Excerpts from a figure dataset:
━━━━━━━━━━

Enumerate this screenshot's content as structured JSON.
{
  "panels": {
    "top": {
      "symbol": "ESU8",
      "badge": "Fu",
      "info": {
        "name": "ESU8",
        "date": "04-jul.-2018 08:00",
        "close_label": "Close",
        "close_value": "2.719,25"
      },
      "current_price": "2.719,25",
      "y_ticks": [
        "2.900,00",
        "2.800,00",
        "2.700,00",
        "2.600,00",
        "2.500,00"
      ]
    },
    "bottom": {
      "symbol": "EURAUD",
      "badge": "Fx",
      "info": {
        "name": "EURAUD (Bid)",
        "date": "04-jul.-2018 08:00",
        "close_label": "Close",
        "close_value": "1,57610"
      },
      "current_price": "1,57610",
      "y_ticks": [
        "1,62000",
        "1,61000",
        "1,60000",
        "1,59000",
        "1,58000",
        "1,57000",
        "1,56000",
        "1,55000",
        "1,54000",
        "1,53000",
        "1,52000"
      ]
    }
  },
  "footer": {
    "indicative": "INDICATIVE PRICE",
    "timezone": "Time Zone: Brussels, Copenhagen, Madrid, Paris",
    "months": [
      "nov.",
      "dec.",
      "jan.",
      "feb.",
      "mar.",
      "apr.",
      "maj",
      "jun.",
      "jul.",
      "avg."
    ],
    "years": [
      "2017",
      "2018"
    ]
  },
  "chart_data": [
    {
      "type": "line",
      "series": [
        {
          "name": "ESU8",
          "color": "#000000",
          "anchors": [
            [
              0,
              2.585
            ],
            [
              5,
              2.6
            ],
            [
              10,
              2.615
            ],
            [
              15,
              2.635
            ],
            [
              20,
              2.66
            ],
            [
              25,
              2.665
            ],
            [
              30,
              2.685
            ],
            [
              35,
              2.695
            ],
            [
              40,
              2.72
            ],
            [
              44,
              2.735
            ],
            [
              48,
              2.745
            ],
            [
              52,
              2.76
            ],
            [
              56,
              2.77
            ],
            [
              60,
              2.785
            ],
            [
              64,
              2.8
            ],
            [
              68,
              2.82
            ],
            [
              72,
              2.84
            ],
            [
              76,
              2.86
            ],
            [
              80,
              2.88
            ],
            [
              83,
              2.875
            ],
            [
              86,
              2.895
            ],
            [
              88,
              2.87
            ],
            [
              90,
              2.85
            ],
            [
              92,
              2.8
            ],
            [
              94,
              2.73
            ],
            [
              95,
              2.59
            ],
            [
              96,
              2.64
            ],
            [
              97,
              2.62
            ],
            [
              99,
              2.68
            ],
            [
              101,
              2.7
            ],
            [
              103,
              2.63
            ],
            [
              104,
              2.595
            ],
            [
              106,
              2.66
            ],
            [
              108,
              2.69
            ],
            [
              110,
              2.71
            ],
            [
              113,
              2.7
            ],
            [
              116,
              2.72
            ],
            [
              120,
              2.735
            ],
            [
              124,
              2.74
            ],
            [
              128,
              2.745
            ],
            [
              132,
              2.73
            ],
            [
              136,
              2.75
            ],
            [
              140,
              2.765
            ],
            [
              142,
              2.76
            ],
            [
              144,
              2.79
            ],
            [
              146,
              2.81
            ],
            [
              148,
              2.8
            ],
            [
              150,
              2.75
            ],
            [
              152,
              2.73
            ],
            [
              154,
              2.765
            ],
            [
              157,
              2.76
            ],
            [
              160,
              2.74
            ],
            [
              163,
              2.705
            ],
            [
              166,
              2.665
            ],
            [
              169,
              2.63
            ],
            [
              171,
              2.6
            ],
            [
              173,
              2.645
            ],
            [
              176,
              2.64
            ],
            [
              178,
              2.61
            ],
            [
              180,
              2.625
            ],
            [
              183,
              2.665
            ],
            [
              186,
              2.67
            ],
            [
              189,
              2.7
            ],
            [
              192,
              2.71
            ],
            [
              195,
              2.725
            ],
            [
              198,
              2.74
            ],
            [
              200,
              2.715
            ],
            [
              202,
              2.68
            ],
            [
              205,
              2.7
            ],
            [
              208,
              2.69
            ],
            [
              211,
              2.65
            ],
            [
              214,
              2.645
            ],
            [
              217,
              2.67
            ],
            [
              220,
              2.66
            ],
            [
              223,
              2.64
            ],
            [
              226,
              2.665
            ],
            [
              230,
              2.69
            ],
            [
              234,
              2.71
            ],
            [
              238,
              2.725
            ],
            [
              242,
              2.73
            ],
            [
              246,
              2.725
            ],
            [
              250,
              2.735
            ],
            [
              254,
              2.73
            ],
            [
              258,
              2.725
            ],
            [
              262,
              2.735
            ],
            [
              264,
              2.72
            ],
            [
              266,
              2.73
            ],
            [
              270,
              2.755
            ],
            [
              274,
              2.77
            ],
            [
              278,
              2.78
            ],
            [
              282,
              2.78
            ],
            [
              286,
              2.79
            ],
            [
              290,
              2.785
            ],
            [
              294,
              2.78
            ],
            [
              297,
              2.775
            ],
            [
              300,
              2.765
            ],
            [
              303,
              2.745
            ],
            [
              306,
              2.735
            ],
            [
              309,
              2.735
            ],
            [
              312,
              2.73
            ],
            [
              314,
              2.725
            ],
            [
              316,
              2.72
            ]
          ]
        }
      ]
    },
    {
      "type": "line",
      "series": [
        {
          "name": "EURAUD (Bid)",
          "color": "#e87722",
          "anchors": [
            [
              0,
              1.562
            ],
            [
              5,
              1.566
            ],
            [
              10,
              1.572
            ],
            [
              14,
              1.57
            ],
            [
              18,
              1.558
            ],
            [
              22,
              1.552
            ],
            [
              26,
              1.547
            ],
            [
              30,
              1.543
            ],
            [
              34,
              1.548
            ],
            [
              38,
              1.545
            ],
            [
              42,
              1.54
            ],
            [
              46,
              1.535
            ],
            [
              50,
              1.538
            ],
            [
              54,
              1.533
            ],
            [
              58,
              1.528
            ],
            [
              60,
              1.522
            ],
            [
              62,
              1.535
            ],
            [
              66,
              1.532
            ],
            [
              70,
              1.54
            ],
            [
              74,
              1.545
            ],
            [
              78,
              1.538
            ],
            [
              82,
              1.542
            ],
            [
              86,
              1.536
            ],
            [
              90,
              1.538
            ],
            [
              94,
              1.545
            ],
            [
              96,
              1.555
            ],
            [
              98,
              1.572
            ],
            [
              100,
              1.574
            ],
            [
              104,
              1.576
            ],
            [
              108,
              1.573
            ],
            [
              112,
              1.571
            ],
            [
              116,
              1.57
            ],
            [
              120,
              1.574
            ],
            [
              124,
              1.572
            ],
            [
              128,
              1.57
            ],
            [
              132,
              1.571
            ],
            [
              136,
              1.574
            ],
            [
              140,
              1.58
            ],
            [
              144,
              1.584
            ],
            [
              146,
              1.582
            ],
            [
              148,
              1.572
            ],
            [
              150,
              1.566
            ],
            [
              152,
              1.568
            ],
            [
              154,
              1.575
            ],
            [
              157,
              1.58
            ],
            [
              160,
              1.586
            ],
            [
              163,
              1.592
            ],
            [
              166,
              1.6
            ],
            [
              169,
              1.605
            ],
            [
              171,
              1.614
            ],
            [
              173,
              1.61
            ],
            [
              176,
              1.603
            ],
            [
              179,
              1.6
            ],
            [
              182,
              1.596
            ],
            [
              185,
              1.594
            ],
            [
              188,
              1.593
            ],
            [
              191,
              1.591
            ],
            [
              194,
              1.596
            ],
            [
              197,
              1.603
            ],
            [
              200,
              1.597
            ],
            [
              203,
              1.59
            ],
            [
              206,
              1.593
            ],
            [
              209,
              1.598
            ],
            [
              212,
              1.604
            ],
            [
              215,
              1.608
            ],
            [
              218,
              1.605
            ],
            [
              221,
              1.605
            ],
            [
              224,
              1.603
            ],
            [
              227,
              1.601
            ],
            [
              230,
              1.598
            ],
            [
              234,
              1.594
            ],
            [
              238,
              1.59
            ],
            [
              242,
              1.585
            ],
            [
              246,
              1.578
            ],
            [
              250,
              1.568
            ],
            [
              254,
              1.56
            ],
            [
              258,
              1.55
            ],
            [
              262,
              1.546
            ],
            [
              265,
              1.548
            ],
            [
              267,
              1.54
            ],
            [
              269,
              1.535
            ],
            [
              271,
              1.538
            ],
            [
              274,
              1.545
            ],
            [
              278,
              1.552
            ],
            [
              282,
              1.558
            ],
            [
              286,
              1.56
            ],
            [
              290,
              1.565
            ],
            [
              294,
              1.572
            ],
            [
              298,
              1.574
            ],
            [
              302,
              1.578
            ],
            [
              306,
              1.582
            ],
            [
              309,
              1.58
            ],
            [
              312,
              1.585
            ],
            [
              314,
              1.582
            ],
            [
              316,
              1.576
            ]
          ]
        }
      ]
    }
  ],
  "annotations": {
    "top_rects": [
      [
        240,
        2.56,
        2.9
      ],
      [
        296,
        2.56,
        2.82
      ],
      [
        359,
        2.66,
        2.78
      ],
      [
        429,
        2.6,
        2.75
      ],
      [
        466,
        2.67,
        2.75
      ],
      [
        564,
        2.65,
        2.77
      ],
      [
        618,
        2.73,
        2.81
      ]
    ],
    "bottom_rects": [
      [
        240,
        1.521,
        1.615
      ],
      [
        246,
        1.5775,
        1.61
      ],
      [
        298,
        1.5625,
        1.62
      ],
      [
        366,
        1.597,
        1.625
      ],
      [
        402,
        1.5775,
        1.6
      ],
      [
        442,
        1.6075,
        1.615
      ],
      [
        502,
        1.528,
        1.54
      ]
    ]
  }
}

━━━━━━━━━━

Written instruction
Look through the data above. Find each line with the string "EURAUD" and copy it.

Result of this exercise
      "symbol": "EURAUD",
        "name": "EURAUD (Bid)",
          "name": "EURAUD (Bid)",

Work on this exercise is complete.